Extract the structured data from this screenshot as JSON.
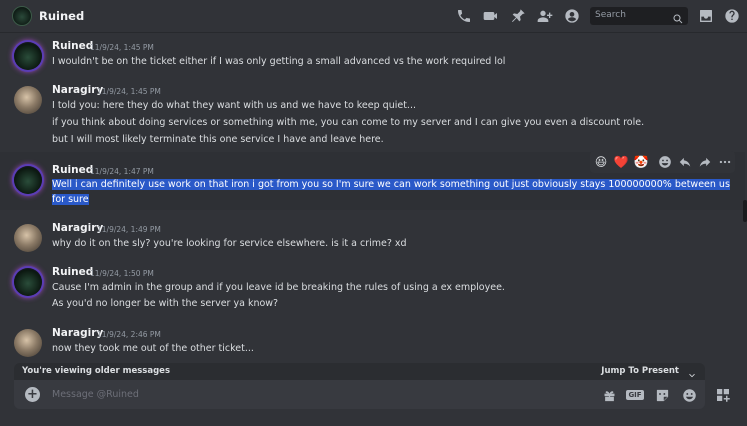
{
  "header": {
    "title": "Ruined",
    "search_placeholder": "Search",
    "icons": [
      "phone-icon",
      "video-icon",
      "pin-icon",
      "add-member-icon",
      "profile-icon",
      "search-icon",
      "inbox-icon",
      "help-icon"
    ]
  },
  "messages": [
    {
      "author": "Ruined",
      "time": "11/9/24, 1:45 PM",
      "lines": [
        "I wouldn't be on the ticket either if I was only getting a small advanced vs the work required lol"
      ]
    },
    {
      "author": "Naragiry",
      "time": "11/9/24, 1:45 PM",
      "lines": [
        "I told you: here they do what they want with us and we have to keep quiet...",
        "if you think about doing services or something with me, you can come to my server and I can give you even a discount role.",
        "but I will most likely terminate this one service I have and leave here."
      ]
    },
    {
      "author": "Ruined",
      "time": "11/9/24, 1:47 PM",
      "lines": [
        "Well i can definitely use work on that iron i got from you so I'm sure we can work something out just obviously stays 100000000% between us",
        "for sure"
      ]
    },
    {
      "author": "Naragiry",
      "time": "11/9/24, 1:49 PM",
      "lines": [
        "why do it on the sly? you're looking for service elsewhere. is it a crime? xd"
      ]
    },
    {
      "author": "Ruined",
      "time": "11/9/24, 1:50 PM",
      "lines": [
        "Cause I'm admin in the group and if you leave id be breaking the rules of using a ex employee.",
        "As you'd no longer be with the server ya know?"
      ]
    },
    {
      "author": "Naragiry",
      "time": "11/9/24, 2:46 PM",
      "lines": [
        "now they took me out of the other ticket..."
      ]
    }
  ],
  "reactions": [
    "😆",
    "❤️",
    "🤡"
  ],
  "older_bar": {
    "label": "You're viewing older messages",
    "jump_label": "Jump To Present"
  },
  "composer": {
    "placeholder": "Message @Ruined",
    "gif_label": "GIF"
  }
}
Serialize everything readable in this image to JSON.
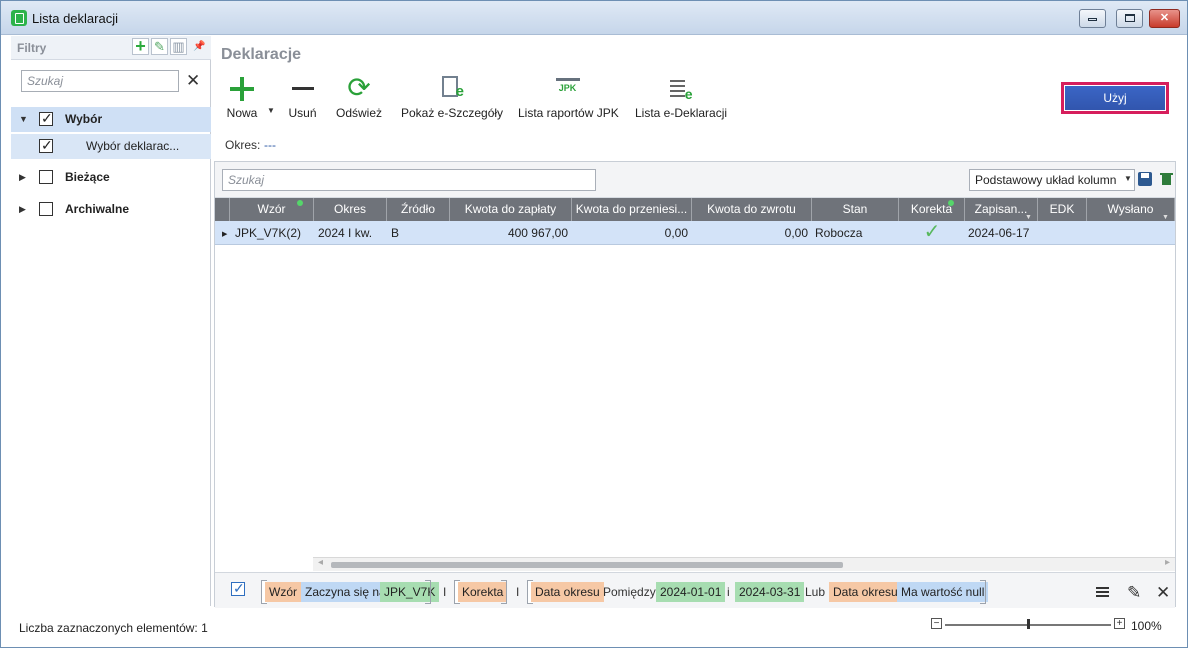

**Exercise brief**
Transcribe the material exactly, and leave out whatever pictures it holds.

**Exercise response**
Extract the structured data from this screenshot as JSON.
{
  "header": {
    "title": "Ruined",
    "search_placeholder": "Search",
    "icons": [
      "phone-icon",
      "video-icon",
      "pin-icon",
      "add-member-icon",
      "profile-icon",
      "search-icon",
      "inbox-icon",
      "help-icon"
    ]
  },
  "messages": [
    {
      "author": "Ruined",
      "time": "11/9/24, 1:45 PM",
      "lines": [
        "I wouldn't be on the ticket either if I was only getting a small advanced vs the work required lol"
      ]
    },
    {
      "author": "Naragiry",
      "time": "11/9/24, 1:45 PM",
      "lines": [
        "I told you: here they do what they want with us and we have to keep quiet...",
        "if you think about doing services or something with me, you can come to my server and I can give you even a discount role.",
        "but I will most likely terminate this one service I have and leave here."
      ]
    },
    {
      "author": "Ruined",
      "time": "11/9/24, 1:47 PM",
      "lines": [
        "Well i can definitely use work on that iron i got from you so I'm sure we can work something out just obviously stays 100000000% between us",
        "for sure"
      ]
    },
    {
      "author": "Naragiry",
      "time": "11/9/24, 1:49 PM",
      "lines": [
        "why do it on the sly? you're looking for service elsewhere. is it a crime? xd"
      ]
    },
    {
      "author": "Ruined",
      "time": "11/9/24, 1:50 PM",
      "lines": [
        "Cause I'm admin in the group and if you leave id be breaking the rules of using a ex employee.",
        "As you'd no longer be with the server ya know?"
      ]
    },
    {
      "author": "Naragiry",
      "time": "11/9/24, 2:46 PM",
      "lines": [
        "now they took me out of the other ticket..."
      ]
    }
  ],
  "reactions": [
    "😆",
    "❤️",
    "🤡"
  ],
  "older_bar": {
    "label": "You're viewing older messages",
    "jump_label": "Jump To Present"
  },
  "composer": {
    "placeholder": "Message @Ruined",
    "gif_label": "GIF"
  }
}
Serialize everything readable in this image to JSON.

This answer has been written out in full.